-- BEGIN STORED RECORDS --
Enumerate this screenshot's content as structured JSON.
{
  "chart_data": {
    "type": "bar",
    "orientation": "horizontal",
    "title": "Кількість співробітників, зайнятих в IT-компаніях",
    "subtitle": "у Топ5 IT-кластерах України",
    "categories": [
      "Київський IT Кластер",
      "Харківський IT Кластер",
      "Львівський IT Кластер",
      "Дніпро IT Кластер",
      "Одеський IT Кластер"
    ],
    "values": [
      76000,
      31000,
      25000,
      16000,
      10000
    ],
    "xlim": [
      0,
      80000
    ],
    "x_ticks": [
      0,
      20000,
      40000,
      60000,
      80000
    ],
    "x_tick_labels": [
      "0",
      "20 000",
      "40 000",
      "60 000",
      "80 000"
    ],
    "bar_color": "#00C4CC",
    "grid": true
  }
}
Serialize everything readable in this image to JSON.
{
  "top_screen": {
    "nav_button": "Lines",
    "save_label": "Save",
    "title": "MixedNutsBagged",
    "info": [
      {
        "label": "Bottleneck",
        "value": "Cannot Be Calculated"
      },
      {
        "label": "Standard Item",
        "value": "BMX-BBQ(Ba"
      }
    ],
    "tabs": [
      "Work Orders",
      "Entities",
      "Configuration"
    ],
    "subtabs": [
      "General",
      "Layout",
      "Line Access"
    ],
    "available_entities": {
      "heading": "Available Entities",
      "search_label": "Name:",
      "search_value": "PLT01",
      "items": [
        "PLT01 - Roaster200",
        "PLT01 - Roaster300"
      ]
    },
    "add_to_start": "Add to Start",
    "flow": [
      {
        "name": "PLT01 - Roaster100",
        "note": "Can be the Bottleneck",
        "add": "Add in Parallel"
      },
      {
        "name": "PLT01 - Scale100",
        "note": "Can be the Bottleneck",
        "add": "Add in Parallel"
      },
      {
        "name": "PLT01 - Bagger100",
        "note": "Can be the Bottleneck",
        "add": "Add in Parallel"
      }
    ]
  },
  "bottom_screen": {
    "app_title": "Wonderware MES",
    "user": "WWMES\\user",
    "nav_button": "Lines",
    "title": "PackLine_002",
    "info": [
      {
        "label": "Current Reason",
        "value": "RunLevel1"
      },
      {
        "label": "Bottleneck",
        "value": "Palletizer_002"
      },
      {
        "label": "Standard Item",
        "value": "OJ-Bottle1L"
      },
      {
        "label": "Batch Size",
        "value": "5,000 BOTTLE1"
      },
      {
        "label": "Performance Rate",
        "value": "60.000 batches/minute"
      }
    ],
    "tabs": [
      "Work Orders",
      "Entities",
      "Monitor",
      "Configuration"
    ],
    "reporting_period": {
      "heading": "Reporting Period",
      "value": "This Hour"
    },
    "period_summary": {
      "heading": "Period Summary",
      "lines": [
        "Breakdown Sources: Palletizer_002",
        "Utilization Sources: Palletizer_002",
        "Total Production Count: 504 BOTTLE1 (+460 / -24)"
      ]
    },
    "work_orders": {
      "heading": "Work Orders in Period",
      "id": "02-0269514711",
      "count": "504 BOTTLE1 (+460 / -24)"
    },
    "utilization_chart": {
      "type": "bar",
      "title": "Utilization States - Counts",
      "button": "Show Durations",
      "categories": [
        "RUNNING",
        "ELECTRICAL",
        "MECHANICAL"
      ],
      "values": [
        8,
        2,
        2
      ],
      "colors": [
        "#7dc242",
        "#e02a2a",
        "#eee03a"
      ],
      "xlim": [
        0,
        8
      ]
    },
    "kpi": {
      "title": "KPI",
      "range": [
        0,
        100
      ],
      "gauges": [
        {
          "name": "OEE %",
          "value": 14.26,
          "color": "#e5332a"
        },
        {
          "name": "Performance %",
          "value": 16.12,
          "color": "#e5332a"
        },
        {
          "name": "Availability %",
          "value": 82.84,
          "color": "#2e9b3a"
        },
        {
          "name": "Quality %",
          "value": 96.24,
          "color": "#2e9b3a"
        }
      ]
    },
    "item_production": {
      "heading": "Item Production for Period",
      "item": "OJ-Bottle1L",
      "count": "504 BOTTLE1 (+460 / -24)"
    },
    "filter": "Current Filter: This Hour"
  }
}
-- END STORED RECORDS --
▸ WORK INSTRUCTIONS
Take the listing above and write it out again exactly.

▸ WRITTEN ANSWER
Enumerate this screenshot's content as structured JSON.
{
  "chart_data": {
    "type": "bar",
    "orientation": "horizontal",
    "title": "Кількість співробітників, зайнятих в IT-компаніях",
    "subtitle": "у Топ5 IT-кластерах України",
    "categories": [
      "Київський IT Кластер",
      "Харківський IT Кластер",
      "Львівський IT Кластер",
      "Дніпро IT Кластер",
      "Одеський IT Кластер"
    ],
    "values": [
      76000,
      31000,
      25000,
      16000,
      10000
    ],
    "xlim": [
      0,
      80000
    ],
    "x_ticks": [
      0,
      20000,
      40000,
      60000,
      80000
    ],
    "x_tick_labels": [
      "0",
      "20 000",
      "40 000",
      "60 000",
      "80 000"
    ],
    "bar_color": "#00C4CC",
    "grid": true
  }
}
Serialize everything readable in this image to JSON.
{
  "top_screen": {
    "nav_button": "Lines",
    "save_label": "Save",
    "title": "MixedNutsBagged",
    "info": [
      {
        "label": "Bottleneck",
        "value": "Cannot Be Calculated"
      },
      {
        "label": "Standard Item",
        "value": "BMX-BBQ(Ba"
      }
    ],
    "tabs": [
      "Work Orders",
      "Entities",
      "Configuration"
    ],
    "subtabs": [
      "General",
      "Layout",
      "Line Access"
    ],
    "available_entities": {
      "heading": "Available Entities",
      "search_label": "Name:",
      "search_value": "PLT01",
      "items": [
        "PLT01 - Roaster200",
        "PLT01 - Roaster300"
      ]
    },
    "add_to_start": "Add to Start",
    "flow": [
      {
        "name": "PLT01 - Roaster100",
        "note": "Can be the Bottleneck",
        "add": "Add in Parallel"
      },
      {
        "name": "PLT01 - Scale100",
        "note": "Can be the Bottleneck",
        "add": "Add in Parallel"
      },
      {
        "name": "PLT01 - Bagger100",
        "note": "Can be the Bottleneck",
        "add": "Add in Parallel"
      }
    ]
  },
  "bottom_screen": {
    "app_title": "Wonderware MES",
    "user": "WWMES\\user",
    "nav_button": "Lines",
    "title": "PackLine_002",
    "info": [
      {
        "label": "Current Reason",
        "value": "RunLevel1"
      },
      {
        "label": "Bottleneck",
        "value": "Palletizer_002"
      },
      {
        "label": "Standard Item",
        "value": "OJ-Bottle1L"
      },
      {
        "label": "Batch Size",
        "value": "5,000 BOTTLE1"
      },
      {
        "label": "Performance Rate",
        "value": "60.000 batches/minute"
      }
    ],
    "tabs": [
      "Work Orders",
      "Entities",
      "Monitor",
      "Configuration"
    ],
    "reporting_period": {
      "heading": "Reporting Period",
      "value": "This Hour"
    },
    "period_summary": {
      "heading": "Period Summary",
      "lines": [
        "Breakdown Sources: Palletizer_002",
        "Utilization Sources: Palletizer_002",
        "Total Production Count: 504 BOTTLE1 (+460 / -24)"
      ]
    },
    "work_orders": {
      "heading": "Work Orders in Period",
      "id": "02-0269514711",
      "count": "504 BOTTLE1 (+460 / -24)"
    },
    "utilization_chart": {
      "type": "bar",
      "title": "Utilization States - Counts",
      "button": "Show Durations",
      "categories": [
        "RUNNING",
        "ELECTRICAL",
        "MECHANICAL"
      ],
      "values": [
        8,
        2,
        2
      ],
      "colors": [
        "#7dc242",
        "#e02a2a",
        "#eee03a"
      ],
      "xlim": [
        0,
        8
      ]
    },
    "kpi": {
      "title": "KPI",
      "range": [
        0,
        100
      ],
      "gauges": [
        {
          "name": "OEE %",
          "value": 14.26,
          "color": "#e5332a"
        },
        {
          "name": "Performance %",
          "value": 16.12,
          "color": "#e5332a"
        },
        {
          "name": "Availability %",
          "value": 82.84,
          "color": "#2e9b3a"
        },
        {
          "name": "Quality %",
          "value": 96.24,
          "color": "#2e9b3a"
        }
      ]
    },
    "item_production": {
      "heading": "Item Production for Period",
      "item": "OJ-Bottle1L",
      "count": "504 BOTTLE1 (+460 / -24)"
    },
    "filter": "Current Filter: This Hour"
  }
}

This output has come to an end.